Exercise aim: Leave the pictures out, and retype all of the material exactly as written.

Data supplied:
-- -- --

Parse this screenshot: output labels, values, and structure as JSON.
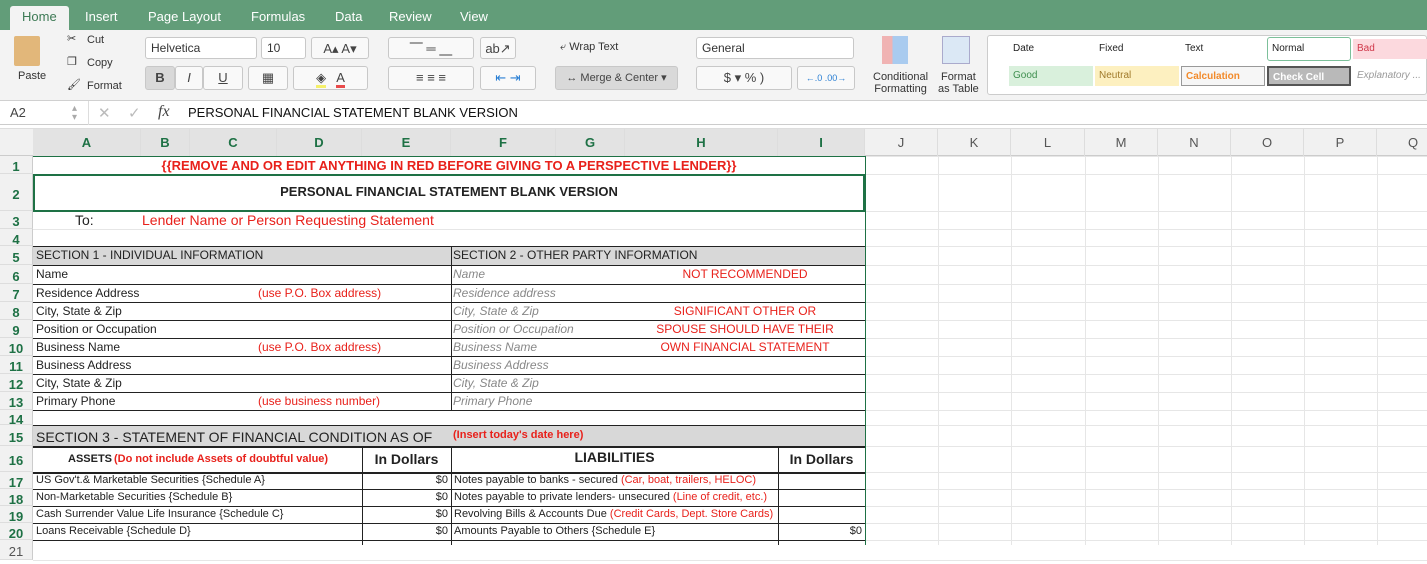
{
  "tabs": [
    "Home",
    "Insert",
    "Page Layout",
    "Formulas",
    "Data",
    "Review",
    "View"
  ],
  "ribbon": {
    "paste": "Paste",
    "cut": "Cut",
    "copy": "Copy",
    "format": "Format",
    "font": "Helvetica",
    "size": "10",
    "bold": "B",
    "italic": "I",
    "underline": "U",
    "wrap_text": "Wrap Text",
    "merge_center": "Merge & Center",
    "number_format": "General",
    "currency": "$",
    "percent": "%",
    "comma": ")",
    "cond_fmt_1": "Conditional",
    "cond_fmt_2": "Formatting",
    "fmt_table_1": "Format",
    "fmt_table_2": "as Table",
    "styles": [
      "Date",
      "Fixed",
      "Text",
      "Normal",
      "Bad",
      "Good",
      "Neutral",
      "Calculation",
      "Check Cell",
      "Explanatory ..."
    ]
  },
  "formula_bar": {
    "cell_ref": "A2",
    "fx": "fx",
    "value": "PERSONAL FINANCIAL STATEMENT BLANK VERSION"
  },
  "columns": [
    "A",
    "B",
    "C",
    "D",
    "E",
    "F",
    "G",
    "H",
    "I",
    "J",
    "K",
    "L",
    "M",
    "N",
    "O",
    "P",
    "Q"
  ],
  "rows": [
    "1",
    "2",
    "3",
    "4",
    "5",
    "6",
    "7",
    "8",
    "9",
    "10",
    "11",
    "12",
    "13",
    "14",
    "15",
    "16",
    "17",
    "18",
    "19",
    "20",
    "21"
  ],
  "sheet": {
    "r1": "{{REMOVE AND OR EDIT ANYTHING IN RED BEFORE GIVING TO A PERSPECTIVE LENDER}}",
    "r2": "PERSONAL FINANCIAL STATEMENT BLANK VERSION",
    "to": "To:",
    "lender": "Lender Name or Person Requesting Statement",
    "sec1": "SECTION 1 - INDIVIDUAL INFORMATION",
    "sec2": "SECTION 2 - OTHER PARTY INFORMATION",
    "s1": [
      "Name",
      "Residence Address",
      "City, State & Zip",
      "Position or Occupation",
      "Business Name",
      "Business Address",
      "City, State & Zip",
      "Primary Phone"
    ],
    "s1notes": [
      "",
      "(use P.O. Box address)",
      "",
      "",
      "(use P.O. Box address)",
      "",
      "",
      "(use business number)"
    ],
    "s2": [
      "Name",
      "Residence address",
      "City, State & Zip",
      "Position or Occupation",
      "Business Name",
      "Business Address",
      "City, State & Zip",
      "Primary Phone"
    ],
    "s2notes": [
      "NOT RECOMMENDED",
      "",
      "SIGNIFICANT OTHER OR",
      "SPOUSE SHOULD HAVE THEIR",
      "OWN FINANCIAL STATEMENT",
      "",
      "",
      ""
    ],
    "sec3": "SECTION 3 - STATEMENT OF FINANCIAL CONDITION AS OF",
    "sec3note": "(Insert today's date here)",
    "assets": "ASSETS",
    "assets_note": "(Do not include Assets of doubtful value)",
    "in_dollars": "In Dollars",
    "liabilities": "LIABILITIES",
    "asset_rows": [
      "US Gov't.& Marketable Securities {Schedule A}",
      "Non-Marketable Securities {Schedule B}",
      "Cash Surrender Value Life Insurance {Schedule C}",
      "Loans Receivable {Schedule D}"
    ],
    "asset_vals": [
      "$0",
      "$0",
      "$0",
      "$0"
    ],
    "liab_rows": [
      "Notes payable to banks - secured ",
      "Notes payable to private lenders- unsecured ",
      "Revolving Bills & Accounts Due ",
      "Amounts Payable to Others {Schedule E}"
    ],
    "liab_notes": [
      "(Car, boat, trailers, HELOC)",
      "(Line of credit, etc.)",
      "(Credit Cards, Dept. Store Cards)",
      ""
    ],
    "liab_vals": [
      "",
      "",
      "",
      "$0"
    ]
  },
  "colors": {
    "accent": "#629d79",
    "red": "#e8211b",
    "selection": "#1e7145"
  }
}
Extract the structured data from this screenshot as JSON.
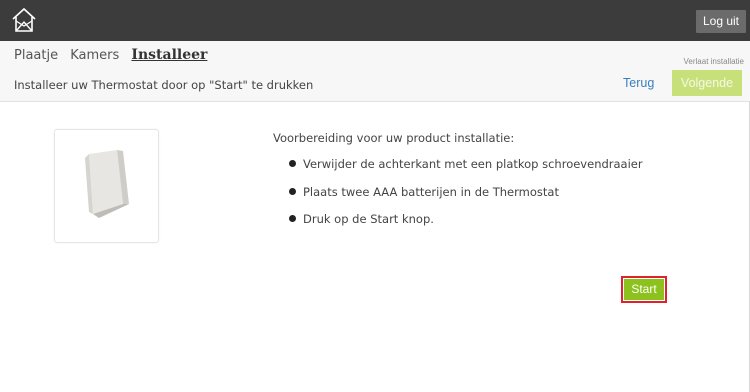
{
  "header": {
    "logo_icon": "house-icon",
    "logout_label": "Log uit"
  },
  "tabs": [
    {
      "label": "Plaatje",
      "active": false
    },
    {
      "label": "Kamers",
      "active": false
    },
    {
      "label": "Installeer",
      "active": true
    }
  ],
  "leave_label": "Verlaat installatie",
  "instruction": "Installeer uw Thermostat door op \"Start\" te drukken",
  "nav": {
    "back_label": "Terug",
    "next_label": "Volgende"
  },
  "product": {
    "image_icon": "thermostat-device-icon"
  },
  "prep_title": "Voorbereiding voor uw product installatie:",
  "steps": [
    "Verwijder de achterkant met een platkop schroevendraaier",
    "Plaats twee AAA batterijen in de Thermostat",
    "Druk op de Start knop."
  ],
  "start_label": "Start",
  "colors": {
    "topbar": "#3c3c3c",
    "next_disabled": "#c8e07a",
    "start_button": "#8cc11e",
    "highlight": "#e0222c",
    "link": "#3a7fbd"
  }
}
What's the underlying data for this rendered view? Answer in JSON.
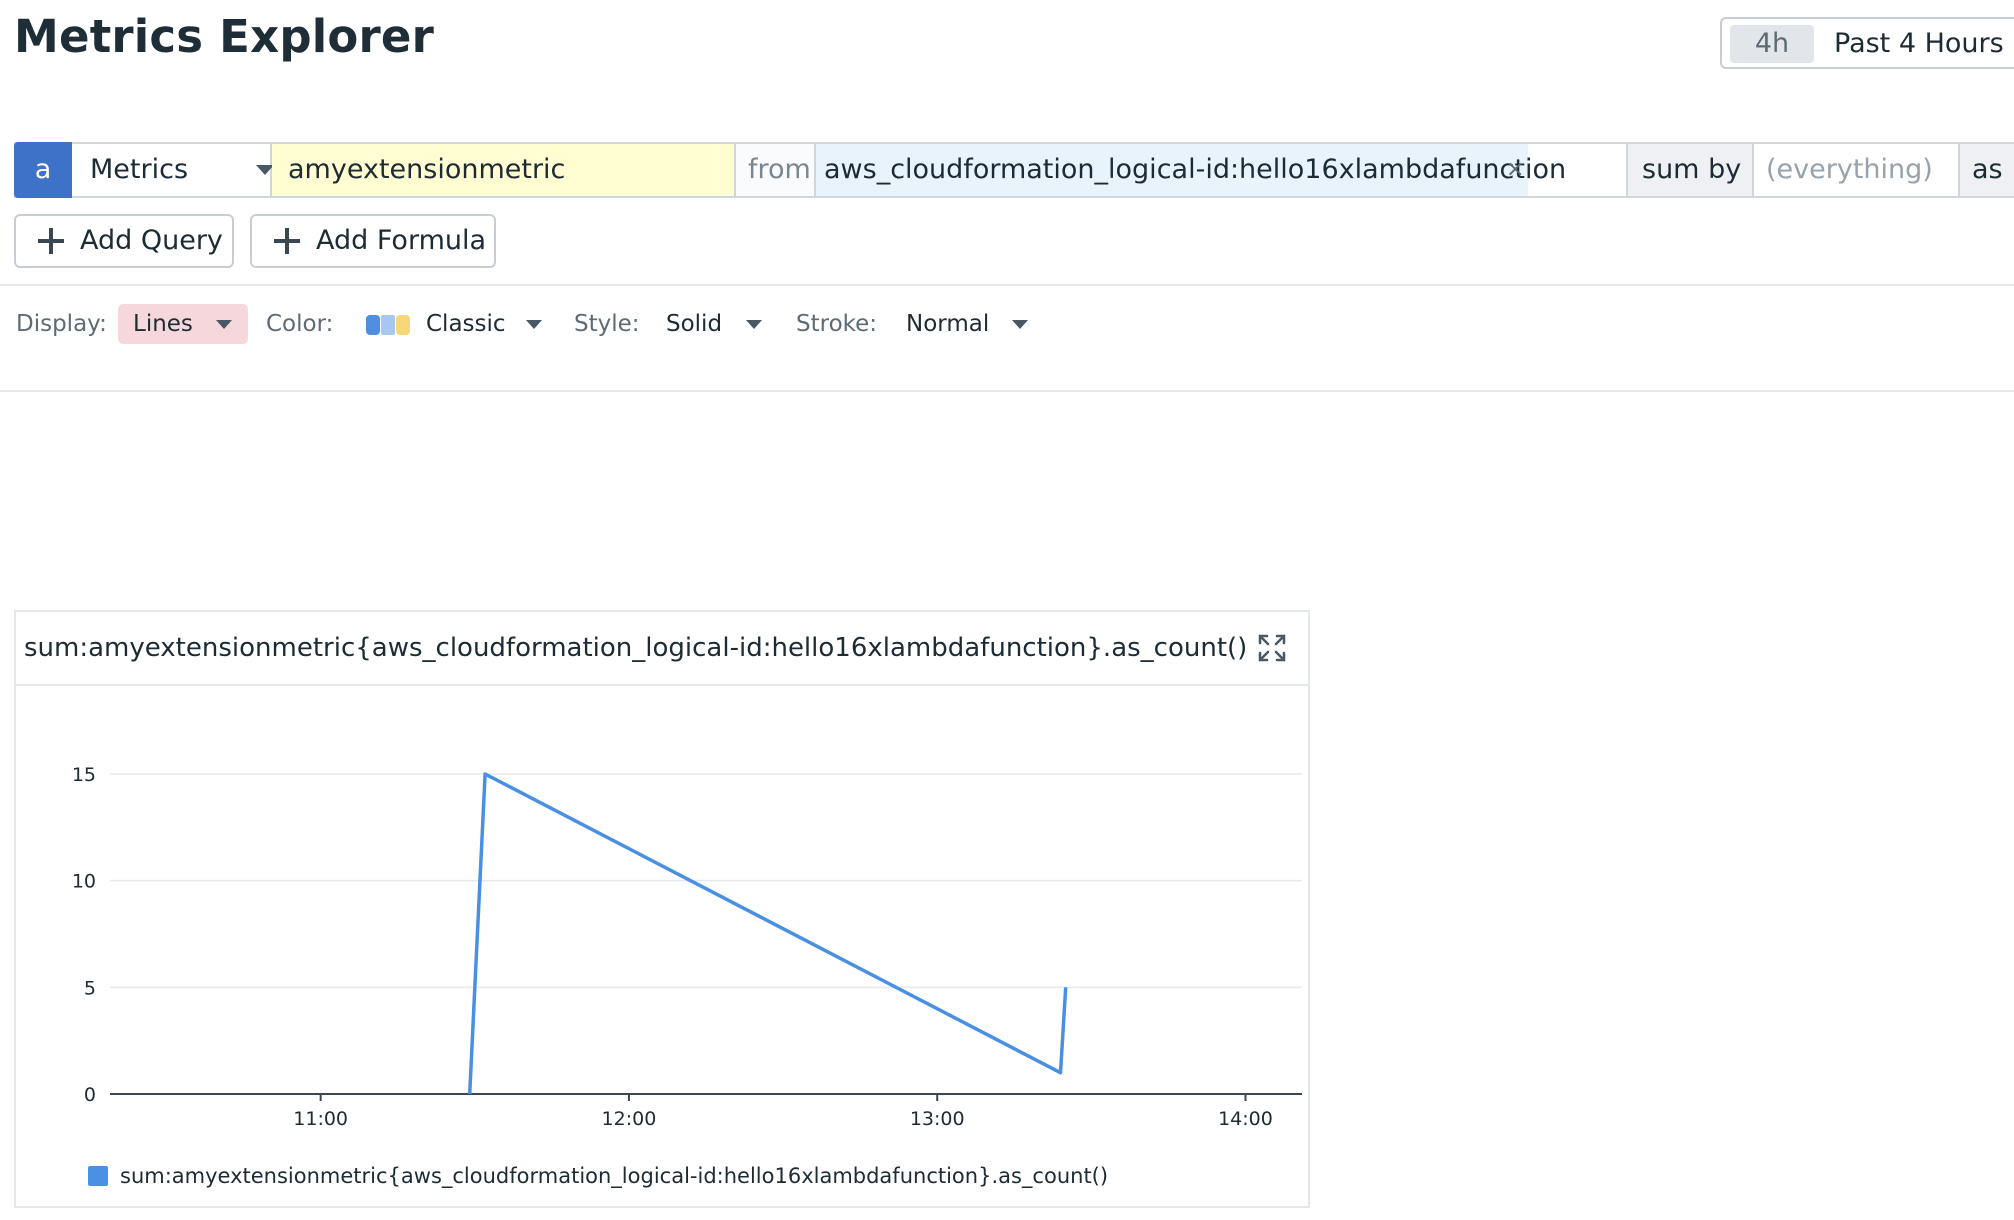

-- -- --

Written solution:
Parse this screenshot: output labels, values, and structure as JSON.
{
  "tabs": [
    "Home",
    "Insert",
    "Page Layout",
    "Formulas",
    "Data",
    "Review",
    "View"
  ],
  "ribbon": {
    "paste": "Paste",
    "cut": "Cut",
    "copy": "Copy",
    "format": "Format",
    "font": "Helvetica",
    "size": "10",
    "bold": "B",
    "italic": "I",
    "underline": "U",
    "wrap_text": "Wrap Text",
    "merge_center": "Merge & Center",
    "number_format": "General",
    "currency": "$",
    "percent": "%",
    "comma": ")",
    "cond_fmt_1": "Conditional",
    "cond_fmt_2": "Formatting",
    "fmt_table_1": "Format",
    "fmt_table_2": "as Table",
    "styles": [
      "Date",
      "Fixed",
      "Text",
      "Normal",
      "Bad",
      "Good",
      "Neutral",
      "Calculation",
      "Check Cell",
      "Explanatory ..."
    ]
  },
  "formula_bar": {
    "cell_ref": "A2",
    "fx": "fx",
    "value": "PERSONAL FINANCIAL STATEMENT BLANK VERSION"
  },
  "columns": [
    "A",
    "B",
    "C",
    "D",
    "E",
    "F",
    "G",
    "H",
    "I",
    "J",
    "K",
    "L",
    "M",
    "N",
    "O",
    "P",
    "Q"
  ],
  "rows": [
    "1",
    "2",
    "3",
    "4",
    "5",
    "6",
    "7",
    "8",
    "9",
    "10",
    "11",
    "12",
    "13",
    "14",
    "15",
    "16",
    "17",
    "18",
    "19",
    "20",
    "21"
  ],
  "sheet": {
    "r1": "{{REMOVE AND OR EDIT ANYTHING IN RED BEFORE GIVING TO A PERSPECTIVE LENDER}}",
    "r2": "PERSONAL FINANCIAL STATEMENT BLANK VERSION",
    "to": "To:",
    "lender": "Lender Name or Person Requesting Statement",
    "sec1": "SECTION 1 - INDIVIDUAL INFORMATION",
    "sec2": "SECTION 2 - OTHER PARTY INFORMATION",
    "s1": [
      "Name",
      "Residence Address",
      "City, State & Zip",
      "Position or Occupation",
      "Business Name",
      "Business Address",
      "City, State & Zip",
      "Primary Phone"
    ],
    "s1notes": [
      "",
      "(use P.O. Box address)",
      "",
      "",
      "(use P.O. Box address)",
      "",
      "",
      "(use business number)"
    ],
    "s2": [
      "Name",
      "Residence address",
      "City, State & Zip",
      "Position or Occupation",
      "Business Name",
      "Business Address",
      "City, State & Zip",
      "Primary Phone"
    ],
    "s2notes": [
      "NOT RECOMMENDED",
      "",
      "SIGNIFICANT OTHER OR",
      "SPOUSE SHOULD HAVE THEIR",
      "OWN FINANCIAL STATEMENT",
      "",
      "",
      ""
    ],
    "sec3": "SECTION 3 - STATEMENT OF FINANCIAL CONDITION AS OF",
    "sec3note": "(Insert today's date here)",
    "assets": "ASSETS",
    "assets_note": "(Do not include Assets of doubtful value)",
    "in_dollars": "In Dollars",
    "liabilities": "LIABILITIES",
    "asset_rows": [
      "US Gov't.& Marketable Securities {Schedule A}",
      "Non-Marketable Securities {Schedule B}",
      "Cash Surrender Value Life Insurance {Schedule C}",
      "Loans Receivable {Schedule D}"
    ],
    "asset_vals": [
      "$0",
      "$0",
      "$0",
      "$0"
    ],
    "liab_rows": [
      "Notes payable to banks - secured ",
      "Notes payable to private lenders- unsecured ",
      "Revolving Bills & Accounts Due ",
      "Amounts Payable to Others {Schedule E}"
    ],
    "liab_notes": [
      "(Car, boat, trailers, HELOC)",
      "(Line of credit, etc.)",
      "(Credit Cards, Dept. Store Cards)",
      ""
    ],
    "liab_vals": [
      "",
      "",
      "",
      "$0"
    ]
  },
  "colors": {
    "accent": "#629d79",
    "red": "#e8211b",
    "selection": "#1e7145"
  }
}
Extract the structured data from this screenshot as JSON.
{
  "header": {
    "logo_icon": "house-icon",
    "logout_label": "Log uit"
  },
  "tabs": [
    {
      "label": "Plaatje",
      "active": false
    },
    {
      "label": "Kamers",
      "active": false
    },
    {
      "label": "Installeer",
      "active": true
    }
  ],
  "leave_label": "Verlaat installatie",
  "instruction": "Installeer uw Thermostat door op \"Start\" te drukken",
  "nav": {
    "back_label": "Terug",
    "next_label": "Volgende"
  },
  "product": {
    "image_icon": "thermostat-device-icon"
  },
  "prep_title": "Voorbereiding voor uw product installatie:",
  "steps": [
    "Verwijder de achterkant met een platkop schroevendraaier",
    "Plaats twee AAA batterijen in de Thermostat",
    "Druk op de Start knop."
  ],
  "start_label": "Start",
  "colors": {
    "topbar": "#3c3c3c",
    "next_disabled": "#c8e07a",
    "start_button": "#8cc11e",
    "highlight": "#e0222c",
    "link": "#3a7fbd"
  }
}
What's the underlying data for this rendered view? Answer in JSON.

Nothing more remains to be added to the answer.